- Passage -
ASX Listing Rule 14.4 provides that a Director of an entity must not hold office (without re-election) past the third Annual General Meeting following the Director's appointment or 3 years, whichever is longer.

Clause 14.2 of the Company's Constitution requires that at every Annual General Meeting of the Company one-third of the Directors excluding the Managing Director (rounded up to the nearest whole number) shall retire from office. The Directors to retire are those who have been longest in office since their last election. A Director who retires by rotation under clause 14.2 is eligible for re-election.

The Company currently has 3 Directors (excluding the Managing Director) and accordingly 1 must retire.

Mr Ross Taylor, the Director longest in office since his last re-election, retires by rotation and seeks re-election as a Director.

Information about Mr Taylor is set out in the Company's 2023 Annual Report.

The Board (with Mr Taylor abstaining) unanimously supports the re-election of Mr Taylor.

- Study questions -
**1)** In the passage on director re-election, how many Directors, excluding the Managing Director, does the Company currently have?
**2)** Decide whether each statement agrees with the passage on director re-election: (a) Under the Company's Constitution, the Managing Director is counted when determining the one-third of Directors who must retire. (b) Mr Taylor did not take part in the Board's support for his re-election. (c) Information about Mr Taylor appears in the Company's 2022 Annual Report.
**3)** Continue the passage on director re-election from its final sentence.

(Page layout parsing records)

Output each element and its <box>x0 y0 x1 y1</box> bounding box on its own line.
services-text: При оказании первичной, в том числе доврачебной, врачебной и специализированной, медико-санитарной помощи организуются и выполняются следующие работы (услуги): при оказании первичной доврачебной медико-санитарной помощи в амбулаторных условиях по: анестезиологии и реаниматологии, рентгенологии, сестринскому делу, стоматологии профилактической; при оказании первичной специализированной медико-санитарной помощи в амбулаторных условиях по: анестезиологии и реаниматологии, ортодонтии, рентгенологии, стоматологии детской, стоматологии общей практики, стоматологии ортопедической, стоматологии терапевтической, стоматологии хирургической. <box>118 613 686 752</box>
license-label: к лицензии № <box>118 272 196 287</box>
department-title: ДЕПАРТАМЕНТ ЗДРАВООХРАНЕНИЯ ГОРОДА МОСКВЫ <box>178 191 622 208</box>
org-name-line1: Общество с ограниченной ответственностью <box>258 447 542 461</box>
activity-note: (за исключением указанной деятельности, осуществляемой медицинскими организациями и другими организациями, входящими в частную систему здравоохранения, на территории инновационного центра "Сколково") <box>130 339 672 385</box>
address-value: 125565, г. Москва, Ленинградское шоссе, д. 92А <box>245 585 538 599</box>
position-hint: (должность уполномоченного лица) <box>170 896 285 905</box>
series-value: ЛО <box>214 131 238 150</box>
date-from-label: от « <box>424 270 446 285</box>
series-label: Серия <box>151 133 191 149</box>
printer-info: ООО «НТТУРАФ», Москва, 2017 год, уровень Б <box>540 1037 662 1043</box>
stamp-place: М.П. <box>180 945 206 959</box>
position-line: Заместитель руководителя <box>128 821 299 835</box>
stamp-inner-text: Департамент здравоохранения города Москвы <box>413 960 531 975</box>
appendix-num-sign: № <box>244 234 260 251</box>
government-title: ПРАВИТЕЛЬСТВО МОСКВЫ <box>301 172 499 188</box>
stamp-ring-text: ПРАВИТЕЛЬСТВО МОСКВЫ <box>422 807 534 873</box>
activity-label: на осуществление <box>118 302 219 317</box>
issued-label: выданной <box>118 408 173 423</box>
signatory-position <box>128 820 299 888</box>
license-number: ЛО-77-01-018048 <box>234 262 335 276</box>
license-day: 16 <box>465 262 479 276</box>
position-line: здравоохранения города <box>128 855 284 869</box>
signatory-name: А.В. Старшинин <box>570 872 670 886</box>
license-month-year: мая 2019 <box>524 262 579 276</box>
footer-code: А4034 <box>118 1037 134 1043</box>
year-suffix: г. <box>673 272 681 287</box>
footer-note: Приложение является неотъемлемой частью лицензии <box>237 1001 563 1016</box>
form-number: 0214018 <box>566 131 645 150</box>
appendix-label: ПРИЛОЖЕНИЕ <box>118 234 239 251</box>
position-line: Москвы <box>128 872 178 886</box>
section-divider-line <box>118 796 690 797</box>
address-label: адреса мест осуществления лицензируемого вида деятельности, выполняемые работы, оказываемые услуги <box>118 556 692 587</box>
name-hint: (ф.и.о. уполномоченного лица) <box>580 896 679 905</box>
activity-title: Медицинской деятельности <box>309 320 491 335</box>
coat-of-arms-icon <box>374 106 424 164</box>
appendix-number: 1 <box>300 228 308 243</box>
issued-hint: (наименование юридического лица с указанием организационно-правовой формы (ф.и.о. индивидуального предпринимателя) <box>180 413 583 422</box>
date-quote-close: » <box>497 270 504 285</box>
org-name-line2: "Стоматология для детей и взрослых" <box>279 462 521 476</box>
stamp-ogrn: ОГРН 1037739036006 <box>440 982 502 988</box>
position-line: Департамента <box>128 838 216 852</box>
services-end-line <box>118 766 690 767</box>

- Answers to the exercises -
**1)** Three.

**2)**
(a) No: "one-third of the Directors excluding the Managing Director (rounded up to the nearest whole number) shall retire from office."
(b) Yes: "The Board (with Mr Taylor abstaining) unanimously supports the re-election of Mr Taylor."
(c) No: "Information about Mr Taylor is set out in the Company's 2023 Annual Report."

**3)**
SPECIAL RESOLUTION 4: Approval of 10% Placement Capacity - Shares

General

ASX Listing Rule 7.1A provides that an Eligible Entity may seek Shareholder approval at its annual general meeting to allow it to issue Equity Securities up to 10% of its issued capital over a period up to 12 months after the annual general meeting (10% Placement Capacity).

An Eligible Entity is one that, as at the date of the relevant annual general meeting:

  • (a) is not included in the S&P/ASX 300 Index; and
  • (b) has a maximum market capitalisation (excluding restricted securities and securities quoted on a deferred settlement basis) of $300,000,000.

The Company is an Eligible Entity as it is not included in the S&P/ASX 300 Index and has a current market capitalisation of approximately $6.2 million.

Any Equity Securities issued must be in the same class as an existing class of quoted Equity Securities. The Company currently has one class of quoted Equity Securities on issue, being the Shares (ASX Code: REM).

If Shareholders approve Resolution 4, the number of Equity Securities the Eligible Entity may issue under the 10% Placement Capacity will be determined in accordance with the formula prescribed in ASX Listing Rule 7.1A.2.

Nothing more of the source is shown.